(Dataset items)
------------------------------------------------------------

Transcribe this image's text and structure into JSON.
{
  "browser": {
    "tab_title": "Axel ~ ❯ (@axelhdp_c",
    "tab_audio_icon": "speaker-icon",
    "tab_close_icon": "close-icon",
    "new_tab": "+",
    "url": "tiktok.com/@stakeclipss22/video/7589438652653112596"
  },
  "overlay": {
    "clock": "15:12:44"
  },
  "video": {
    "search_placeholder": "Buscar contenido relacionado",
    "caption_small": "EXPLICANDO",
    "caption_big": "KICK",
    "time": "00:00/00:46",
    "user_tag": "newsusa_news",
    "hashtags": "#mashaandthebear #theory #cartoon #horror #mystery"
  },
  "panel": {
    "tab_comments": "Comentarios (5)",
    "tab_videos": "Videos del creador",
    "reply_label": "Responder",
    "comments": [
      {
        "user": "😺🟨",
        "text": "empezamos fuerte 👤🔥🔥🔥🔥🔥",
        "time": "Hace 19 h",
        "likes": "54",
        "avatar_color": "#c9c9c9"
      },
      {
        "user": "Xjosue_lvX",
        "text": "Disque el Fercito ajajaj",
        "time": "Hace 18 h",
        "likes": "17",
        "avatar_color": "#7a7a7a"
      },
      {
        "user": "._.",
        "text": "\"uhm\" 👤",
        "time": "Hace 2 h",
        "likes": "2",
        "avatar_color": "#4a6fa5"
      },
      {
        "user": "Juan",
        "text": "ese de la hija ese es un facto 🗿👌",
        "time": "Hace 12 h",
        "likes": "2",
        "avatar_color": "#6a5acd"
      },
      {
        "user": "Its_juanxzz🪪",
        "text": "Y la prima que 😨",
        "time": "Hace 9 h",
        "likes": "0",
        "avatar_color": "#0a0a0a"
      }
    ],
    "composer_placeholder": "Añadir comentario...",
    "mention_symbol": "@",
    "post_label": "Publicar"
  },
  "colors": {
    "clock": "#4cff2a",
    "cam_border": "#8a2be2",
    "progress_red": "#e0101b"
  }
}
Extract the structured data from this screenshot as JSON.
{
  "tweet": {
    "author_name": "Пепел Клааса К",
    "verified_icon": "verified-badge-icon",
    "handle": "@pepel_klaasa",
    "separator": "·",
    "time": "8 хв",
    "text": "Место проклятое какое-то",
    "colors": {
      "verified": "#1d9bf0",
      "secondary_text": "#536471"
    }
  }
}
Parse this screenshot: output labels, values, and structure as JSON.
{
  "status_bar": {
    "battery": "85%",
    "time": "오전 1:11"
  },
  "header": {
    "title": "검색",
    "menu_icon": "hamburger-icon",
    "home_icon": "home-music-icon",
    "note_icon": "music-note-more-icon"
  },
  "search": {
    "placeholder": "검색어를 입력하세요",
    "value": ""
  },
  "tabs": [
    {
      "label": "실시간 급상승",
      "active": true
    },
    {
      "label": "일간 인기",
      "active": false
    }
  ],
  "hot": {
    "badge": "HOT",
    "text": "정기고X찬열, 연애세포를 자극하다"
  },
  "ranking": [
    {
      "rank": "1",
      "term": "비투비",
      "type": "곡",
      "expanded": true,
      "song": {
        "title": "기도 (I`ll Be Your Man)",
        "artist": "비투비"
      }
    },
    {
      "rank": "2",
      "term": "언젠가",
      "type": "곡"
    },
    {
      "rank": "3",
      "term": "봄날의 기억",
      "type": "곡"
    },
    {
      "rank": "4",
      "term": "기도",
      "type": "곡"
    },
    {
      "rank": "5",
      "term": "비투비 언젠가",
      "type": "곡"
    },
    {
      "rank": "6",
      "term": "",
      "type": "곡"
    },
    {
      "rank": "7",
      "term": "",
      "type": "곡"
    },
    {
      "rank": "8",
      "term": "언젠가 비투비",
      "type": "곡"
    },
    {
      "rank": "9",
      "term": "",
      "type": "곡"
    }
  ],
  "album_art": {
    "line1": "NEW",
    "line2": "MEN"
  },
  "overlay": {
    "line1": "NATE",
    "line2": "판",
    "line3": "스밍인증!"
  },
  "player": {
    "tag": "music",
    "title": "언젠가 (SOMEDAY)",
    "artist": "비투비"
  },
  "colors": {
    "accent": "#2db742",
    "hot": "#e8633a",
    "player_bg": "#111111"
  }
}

------------------------------------------------------------

## Written instruction
The records above are to be copied in full, exactly as written.

## Finished task
Transcribe this image's text and structure into JSON.
{
  "browser": {
    "tab_title": "Axel ~ ❯ (@axelhdp_c",
    "tab_audio_icon": "speaker-icon",
    "tab_close_icon": "close-icon",
    "new_tab": "+",
    "url": "tiktok.com/@stakeclipss22/video/7589438652653112596"
  },
  "overlay": {
    "clock": "15:12:44"
  },
  "video": {
    "search_placeholder": "Buscar contenido relacionado",
    "caption_small": "EXPLICANDO",
    "caption_big": "KICK",
    "time": "00:00/00:46",
    "user_tag": "newsusa_news",
    "hashtags": "#mashaandthebear #theory #cartoon #horror #mystery"
  },
  "panel": {
    "tab_comments": "Comentarios (5)",
    "tab_videos": "Videos del creador",
    "reply_label": "Responder",
    "comments": [
      {
        "user": "😺🟨",
        "text": "empezamos fuerte 👤🔥🔥🔥🔥🔥",
        "time": "Hace 19 h",
        "likes": "54",
        "avatar_color": "#c9c9c9"
      },
      {
        "user": "Xjosue_lvX",
        "text": "Disque el Fercito ajajaj",
        "time": "Hace 18 h",
        "likes": "17",
        "avatar_color": "#7a7a7a"
      },
      {
        "user": "._.",
        "text": "\"uhm\" 👤",
        "time": "Hace 2 h",
        "likes": "2",
        "avatar_color": "#4a6fa5"
      },
      {
        "user": "Juan",
        "text": "ese de la hija ese es un facto 🗿👌",
        "time": "Hace 12 h",
        "likes": "2",
        "avatar_color": "#6a5acd"
      },
      {
        "user": "Its_juanxzz🪪",
        "text": "Y la prima que 😨",
        "time": "Hace 9 h",
        "likes": "0",
        "avatar_color": "#0a0a0a"
      }
    ],
    "composer_placeholder": "Añadir comentario...",
    "mention_symbol": "@",
    "post_label": "Publicar"
  },
  "colors": {
    "clock": "#4cff2a",
    "cam_border": "#8a2be2",
    "progress_red": "#e0101b"
  }
}
Extract the structured data from this screenshot as JSON.
{
  "tweet": {
    "author_name": "Пепел Клааса К",
    "verified_icon": "verified-badge-icon",
    "handle": "@pepel_klaasa",
    "separator": "·",
    "time": "8 хв",
    "text": "Место проклятое какое-то",
    "colors": {
      "verified": "#1d9bf0",
      "secondary_text": "#536471"
    }
  }
}
Parse this screenshot: output labels, values, and structure as JSON.
{
  "status_bar": {
    "battery": "85%",
    "time": "오전 1:11"
  },
  "header": {
    "title": "검색",
    "menu_icon": "hamburger-icon",
    "home_icon": "home-music-icon",
    "note_icon": "music-note-more-icon"
  },
  "search": {
    "placeholder": "검색어를 입력하세요",
    "value": ""
  },
  "tabs": [
    {
      "label": "실시간 급상승",
      "active": true
    },
    {
      "label": "일간 인기",
      "active": false
    }
  ],
  "hot": {
    "badge": "HOT",
    "text": "정기고X찬열, 연애세포를 자극하다"
  },
  "ranking": [
    {
      "rank": "1",
      "term": "비투비",
      "type": "곡",
      "expanded": true,
      "song": {
        "title": "기도 (I`ll Be Your Man)",
        "artist": "비투비"
      }
    },
    {
      "rank": "2",
      "term": "언젠가",
      "type": "곡"
    },
    {
      "rank": "3",
      "term": "봄날의 기억",
      "type": "곡"
    },
    {
      "rank": "4",
      "term": "기도",
      "type": "곡"
    },
    {
      "rank": "5",
      "term": "비투비 언젠가",
      "type": "곡"
    },
    {
      "rank": "6",
      "term": "",
      "type": "곡"
    },
    {
      "rank": "7",
      "term": "",
      "type": "곡"
    },
    {
      "rank": "8",
      "term": "언젠가 비투비",
      "type": "곡"
    },
    {
      "rank": "9",
      "term": "",
      "type": "곡"
    }
  ],
  "album_art": {
    "line1": "NEW",
    "line2": "MEN"
  },
  "overlay": {
    "line1": "NATE",
    "line2": "판",
    "line3": "스밍인증!"
  },
  "player": {
    "tag": "music",
    "title": "언젠가 (SOMEDAY)",
    "artist": "비투비"
  },
  "colors": {
    "accent": "#2db742",
    "hot": "#e8633a",
    "player_bg": "#111111"
  }
}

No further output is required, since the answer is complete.